:: DOCUMENT SECTION ::

The Special Warfare Diving and Salvage () or SWADS is an elite special operational unit of the Bangladesh Navy. Members are professional soldiers and are recruited through the Bangladesh Navy. The SWADS is organized, trained and equipped along the lines of SEAL/UDT teams of the United States Navy SEALs and the Republic of Korea Navy UDT/SEAL.

As of 2014, SWADS is believed to number a few hundred strong, and is based in the southern port city of Chittagong. Its base is formally known as "BNS Nirvik".

History

Although Bangladeshi Navy personnel were trained on American soil since the 1970s, United States Navy instructors were instrumental in creating SWADS in late 2008. SWADS was formally created in 2009 with 150 commandos and 200 divers recruited. US Ambassador to Bangladesh Dan Mozena provided assistance in the creation of the unit.

:::

WRITTEN REQUEST 1: Name every navy mentioned in the passage on SWADS.
WRITTEN REQUEST 2: Set out the records as a JSON list of strings, one string per line, covering the stretch from the start of the records through the line that contains "panel-label: (c) (398, 614, 435, 647)". Leave out blank lines.

:: EXERCISE INPUT ::

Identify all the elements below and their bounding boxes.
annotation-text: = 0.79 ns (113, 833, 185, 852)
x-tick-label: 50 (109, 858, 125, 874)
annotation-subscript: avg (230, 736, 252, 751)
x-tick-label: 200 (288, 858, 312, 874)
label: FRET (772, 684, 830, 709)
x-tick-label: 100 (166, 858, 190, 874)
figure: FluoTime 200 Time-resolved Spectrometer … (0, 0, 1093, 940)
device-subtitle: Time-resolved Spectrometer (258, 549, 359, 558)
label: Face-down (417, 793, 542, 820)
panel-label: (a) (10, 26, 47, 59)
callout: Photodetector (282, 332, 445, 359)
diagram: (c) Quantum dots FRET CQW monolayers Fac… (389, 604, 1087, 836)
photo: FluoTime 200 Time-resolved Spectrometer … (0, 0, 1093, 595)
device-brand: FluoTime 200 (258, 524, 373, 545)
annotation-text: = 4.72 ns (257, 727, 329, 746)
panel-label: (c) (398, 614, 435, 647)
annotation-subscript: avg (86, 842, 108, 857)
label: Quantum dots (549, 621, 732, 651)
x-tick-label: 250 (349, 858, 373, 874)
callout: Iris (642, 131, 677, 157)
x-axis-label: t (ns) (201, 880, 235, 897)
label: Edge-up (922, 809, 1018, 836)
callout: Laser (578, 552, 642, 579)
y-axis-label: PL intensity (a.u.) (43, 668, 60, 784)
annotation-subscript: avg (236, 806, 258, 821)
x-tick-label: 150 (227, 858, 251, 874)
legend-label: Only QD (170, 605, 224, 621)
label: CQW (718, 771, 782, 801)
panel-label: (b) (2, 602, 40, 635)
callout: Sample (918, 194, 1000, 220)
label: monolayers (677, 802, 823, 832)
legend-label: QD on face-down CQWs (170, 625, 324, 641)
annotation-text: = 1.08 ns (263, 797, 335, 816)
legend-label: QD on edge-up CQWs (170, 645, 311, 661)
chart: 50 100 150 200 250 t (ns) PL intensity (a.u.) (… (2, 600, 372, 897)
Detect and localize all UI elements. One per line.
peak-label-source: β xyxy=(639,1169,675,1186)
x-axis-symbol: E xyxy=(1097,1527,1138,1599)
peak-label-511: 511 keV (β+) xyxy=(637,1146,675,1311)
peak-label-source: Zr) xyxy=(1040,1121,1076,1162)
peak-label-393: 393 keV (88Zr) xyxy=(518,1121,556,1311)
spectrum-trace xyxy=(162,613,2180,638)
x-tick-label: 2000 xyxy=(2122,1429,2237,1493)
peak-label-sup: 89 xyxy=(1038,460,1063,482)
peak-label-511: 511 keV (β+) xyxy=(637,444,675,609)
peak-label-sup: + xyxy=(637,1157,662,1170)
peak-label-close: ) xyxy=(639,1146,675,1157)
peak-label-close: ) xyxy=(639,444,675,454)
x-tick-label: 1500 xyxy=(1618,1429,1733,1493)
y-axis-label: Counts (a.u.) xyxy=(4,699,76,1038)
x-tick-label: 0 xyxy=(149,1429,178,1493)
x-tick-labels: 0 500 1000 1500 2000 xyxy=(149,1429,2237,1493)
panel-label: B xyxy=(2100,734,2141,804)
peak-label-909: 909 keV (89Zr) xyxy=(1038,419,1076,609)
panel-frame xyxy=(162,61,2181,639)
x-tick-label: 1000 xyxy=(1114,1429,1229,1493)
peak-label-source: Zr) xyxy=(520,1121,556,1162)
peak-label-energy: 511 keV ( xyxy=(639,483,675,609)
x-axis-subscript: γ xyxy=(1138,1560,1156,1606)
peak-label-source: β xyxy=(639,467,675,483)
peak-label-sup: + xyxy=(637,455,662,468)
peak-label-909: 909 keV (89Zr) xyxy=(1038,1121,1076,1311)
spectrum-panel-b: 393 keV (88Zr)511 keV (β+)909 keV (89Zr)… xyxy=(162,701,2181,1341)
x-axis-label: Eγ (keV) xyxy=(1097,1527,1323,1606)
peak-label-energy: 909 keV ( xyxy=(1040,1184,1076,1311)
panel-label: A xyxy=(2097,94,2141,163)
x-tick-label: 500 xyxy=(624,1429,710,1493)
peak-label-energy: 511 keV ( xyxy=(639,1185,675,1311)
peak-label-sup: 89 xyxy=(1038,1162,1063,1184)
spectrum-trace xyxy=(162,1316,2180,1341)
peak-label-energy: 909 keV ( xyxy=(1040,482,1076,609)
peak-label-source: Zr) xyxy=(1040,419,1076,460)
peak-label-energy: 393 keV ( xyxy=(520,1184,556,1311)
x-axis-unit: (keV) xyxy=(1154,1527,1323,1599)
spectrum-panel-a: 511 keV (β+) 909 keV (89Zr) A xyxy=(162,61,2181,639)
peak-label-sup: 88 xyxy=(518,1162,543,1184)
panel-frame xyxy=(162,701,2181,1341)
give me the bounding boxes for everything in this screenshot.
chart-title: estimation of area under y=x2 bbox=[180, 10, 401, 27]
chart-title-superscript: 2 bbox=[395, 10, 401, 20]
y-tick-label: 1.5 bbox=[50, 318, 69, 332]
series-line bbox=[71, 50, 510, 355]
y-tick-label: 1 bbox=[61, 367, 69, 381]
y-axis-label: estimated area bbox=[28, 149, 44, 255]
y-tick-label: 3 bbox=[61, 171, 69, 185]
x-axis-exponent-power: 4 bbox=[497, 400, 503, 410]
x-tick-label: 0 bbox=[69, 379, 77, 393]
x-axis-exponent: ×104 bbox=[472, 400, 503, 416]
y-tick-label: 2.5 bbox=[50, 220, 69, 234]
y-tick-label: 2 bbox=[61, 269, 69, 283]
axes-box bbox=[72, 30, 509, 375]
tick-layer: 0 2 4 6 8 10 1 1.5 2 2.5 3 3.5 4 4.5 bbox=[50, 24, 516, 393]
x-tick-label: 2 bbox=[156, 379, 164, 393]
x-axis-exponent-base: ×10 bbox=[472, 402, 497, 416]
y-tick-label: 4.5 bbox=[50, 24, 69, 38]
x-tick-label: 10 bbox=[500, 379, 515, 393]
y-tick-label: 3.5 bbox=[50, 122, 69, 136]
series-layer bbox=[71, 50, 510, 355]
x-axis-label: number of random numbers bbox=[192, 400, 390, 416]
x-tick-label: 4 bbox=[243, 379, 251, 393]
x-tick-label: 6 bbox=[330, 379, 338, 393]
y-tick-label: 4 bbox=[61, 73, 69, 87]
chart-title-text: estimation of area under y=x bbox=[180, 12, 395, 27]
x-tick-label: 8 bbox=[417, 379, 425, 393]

:::

CORRECT RESULT 1:
- Bangladesh Navy
- United States Navy
- Republic of Korea Navy

CORRECT RESULT 2:
[
  "Identify all the elements below and their bounding boxes.",
  "annotation-text: = 0.79 ns (113, 833, 185, 852)",
  "x-tick-label: 50 (109, 858, 125, 874)",
  "annotation-subscript: avg (230, 736, 252, 751)",
  "x-tick-label: 200 (288, 858, 312, 874)",
  "label: FRET (772, 684, 830, 709)",
  "x-tick-label: 100 (166, 858, 190, 874)",
  "figure: FluoTime 200 Time-resolved Spectrometer … (0, 0, 1093, 940)",
  "device-subtitle: Time-resolved Spectrometer (258, 549, 359, 558)",
  "label: Face-down (417, 793, 542, 820)",
  "panel-label: (a) (10, 26, 47, 59)",
  "callout: Photodetector (282, 332, 445, 359)",
  "diagram: (c) Quantum dots FRET CQW monolayers Fac… (389, 604, 1087, 836)",
  "photo: FluoTime 200 Time-resolved Spectrometer … (0, 0, 1093, 595)",
  "device-brand: FluoTime 200 (258, 524, 373, 545)",
  "annotation-text: = 4.72 ns (257, 727, 329, 746)",
  "panel-label: (c) (398, 614, 435, 647)"
]